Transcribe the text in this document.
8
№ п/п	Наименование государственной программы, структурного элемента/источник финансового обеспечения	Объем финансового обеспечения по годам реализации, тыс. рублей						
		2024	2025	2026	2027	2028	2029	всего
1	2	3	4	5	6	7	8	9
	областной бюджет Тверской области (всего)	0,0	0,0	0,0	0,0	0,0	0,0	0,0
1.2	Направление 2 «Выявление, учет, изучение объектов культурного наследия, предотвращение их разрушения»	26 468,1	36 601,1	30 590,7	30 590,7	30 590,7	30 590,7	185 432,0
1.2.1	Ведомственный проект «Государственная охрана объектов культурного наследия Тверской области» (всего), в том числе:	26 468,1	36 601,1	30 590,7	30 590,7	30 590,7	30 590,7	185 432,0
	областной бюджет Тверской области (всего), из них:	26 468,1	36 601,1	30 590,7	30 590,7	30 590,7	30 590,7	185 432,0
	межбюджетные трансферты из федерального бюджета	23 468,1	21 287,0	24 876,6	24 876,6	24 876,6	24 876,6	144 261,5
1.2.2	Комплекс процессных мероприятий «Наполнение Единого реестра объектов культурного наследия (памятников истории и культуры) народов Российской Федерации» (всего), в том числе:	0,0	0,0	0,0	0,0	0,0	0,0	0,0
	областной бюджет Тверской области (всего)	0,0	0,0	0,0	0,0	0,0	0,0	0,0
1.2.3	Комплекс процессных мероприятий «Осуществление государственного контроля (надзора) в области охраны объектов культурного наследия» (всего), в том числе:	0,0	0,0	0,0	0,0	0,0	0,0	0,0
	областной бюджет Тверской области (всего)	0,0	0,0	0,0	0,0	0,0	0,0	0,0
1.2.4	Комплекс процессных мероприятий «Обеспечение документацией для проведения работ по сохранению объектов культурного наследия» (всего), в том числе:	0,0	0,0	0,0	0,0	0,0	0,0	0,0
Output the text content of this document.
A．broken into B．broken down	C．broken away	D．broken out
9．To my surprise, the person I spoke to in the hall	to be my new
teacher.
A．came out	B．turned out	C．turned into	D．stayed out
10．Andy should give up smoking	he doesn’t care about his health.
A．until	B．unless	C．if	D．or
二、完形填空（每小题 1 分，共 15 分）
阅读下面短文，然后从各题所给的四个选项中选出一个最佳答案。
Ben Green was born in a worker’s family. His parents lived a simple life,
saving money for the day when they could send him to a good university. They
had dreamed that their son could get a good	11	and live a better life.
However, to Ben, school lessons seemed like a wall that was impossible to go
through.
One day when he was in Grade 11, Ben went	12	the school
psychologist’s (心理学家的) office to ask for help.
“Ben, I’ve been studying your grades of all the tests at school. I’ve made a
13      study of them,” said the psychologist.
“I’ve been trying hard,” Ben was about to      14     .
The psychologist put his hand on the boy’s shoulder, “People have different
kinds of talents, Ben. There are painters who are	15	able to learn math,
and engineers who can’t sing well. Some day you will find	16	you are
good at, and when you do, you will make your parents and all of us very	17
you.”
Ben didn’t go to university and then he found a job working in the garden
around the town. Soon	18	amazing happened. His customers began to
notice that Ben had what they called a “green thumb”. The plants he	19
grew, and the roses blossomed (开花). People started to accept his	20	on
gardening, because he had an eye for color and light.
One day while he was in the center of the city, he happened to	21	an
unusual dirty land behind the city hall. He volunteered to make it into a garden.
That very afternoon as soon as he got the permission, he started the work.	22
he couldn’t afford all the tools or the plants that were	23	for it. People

Instructions to follow: Output the lines above verbatim and in full.

Solution to this exercise:
Transcribe the text in this document.
8
№ п/п	Наименование государственной программы, структурного элемента/источник финансового обеспечения	Объем финансового обеспечения по годам реализации, тыс. рублей						
		2024	2025	2026	2027	2028	2029	всего
1	2	3	4	5	6	7	8	9
	областной бюджет Тверской области (всего)	0,0	0,0	0,0	0,0	0,0	0,0	0,0
1.2	Направление 2 «Выявление, учет, изучение объектов культурного наследия, предотвращение их разрушения»	26 468,1	36 601,1	30 590,7	30 590,7	30 590,7	30 590,7	185 432,0
1.2.1	Ведомственный проект «Государственная охрана объектов культурного наследия Тверской области» (всего), в том числе:	26 468,1	36 601,1	30 590,7	30 590,7	30 590,7	30 590,7	185 432,0
	областной бюджет Тверской области (всего), из них:	26 468,1	36 601,1	30 590,7	30 590,7	30 590,7	30 590,7	185 432,0
	межбюджетные трансферты из федерального бюджета	23 468,1	21 287,0	24 876,6	24 876,6	24 876,6	24 876,6	144 261,5
1.2.2	Комплекс процессных мероприятий «Наполнение Единого реестра объектов культурного наследия (памятников истории и культуры) народов Российской Федерации» (всего), в том числе:	0,0	0,0	0,0	0,0	0,0	0,0	0,0
	областной бюджет Тверской области (всего)	0,0	0,0	0,0	0,0	0,0	0,0	0,0
1.2.3	Комплекс процессных мероприятий «Осуществление государственного контроля (надзора) в области охраны объектов культурного наследия» (всего), в том числе:	0,0	0,0	0,0	0,0	0,0	0,0	0,0
	областной бюджет Тверской области (всего)	0,0	0,0	0,0	0,0	0,0	0,0	0,0
1.2.4	Комплекс процессных мероприятий «Обеспечение документацией для проведения работ по сохранению объектов культурного наследия» (всего), в том числе:	0,0	0,0	0,0	0,0	0,0	0,0	0,0
Output the text content of this document.
A．broken into B．broken down	C．broken away	D．broken out
9．To my surprise, the person I spoke to in the hall	to be my new
teacher.
A．came out	B．turned out	C．turned into	D．stayed out
10．Andy should give up smoking	he doesn’t care about his health.
A．until	B．unless	C．if	D．or
二、完形填空（每小题 1 分，共 15 分）
阅读下面短文，然后从各题所给的四个选项中选出一个最佳答案。
Ben Green was born in a worker’s family. His parents lived a simple life,
saving money for the day when they could send him to a good university. They
had dreamed that their son could get a good	11	and live a better life.
However, to Ben, school lessons seemed like a wall that was impossible to go
through.
One day when he was in Grade 11, Ben went	12	the school
psychologist’s (心理学家的) office to ask for help.
“Ben, I’ve been studying your grades of all the tests at school. I’ve made a
13      study of them,” said the psychologist.
“I’ve been trying hard,” Ben was about to      14     .
The psychologist put his hand on the boy’s shoulder, “People have different
kinds of talents, Ben. There are painters who are	15	able to learn math,
and engineers who can’t sing well. Some day you will find	16	you are
good at, and when you do, you will make your parents and all of us very	17
you.”
Ben didn’t go to university and then he found a job working in the garden
around the town. Soon	18	amazing happened. His customers began to
notice that Ben had what they called a “green thumb”. The plants he	19
grew, and the roses blossomed (开花). People started to accept his	20	on
gardening, because he had an eye for color and light.
One day while he was in the center of the city, he happened to	21	an
unusual dirty land behind the city hall. He volunteered to make it into a garden.
That very afternoon as soon as he got the permission, he started the work.	22
he couldn’t afford all the tools or the plants that were	23	for it. People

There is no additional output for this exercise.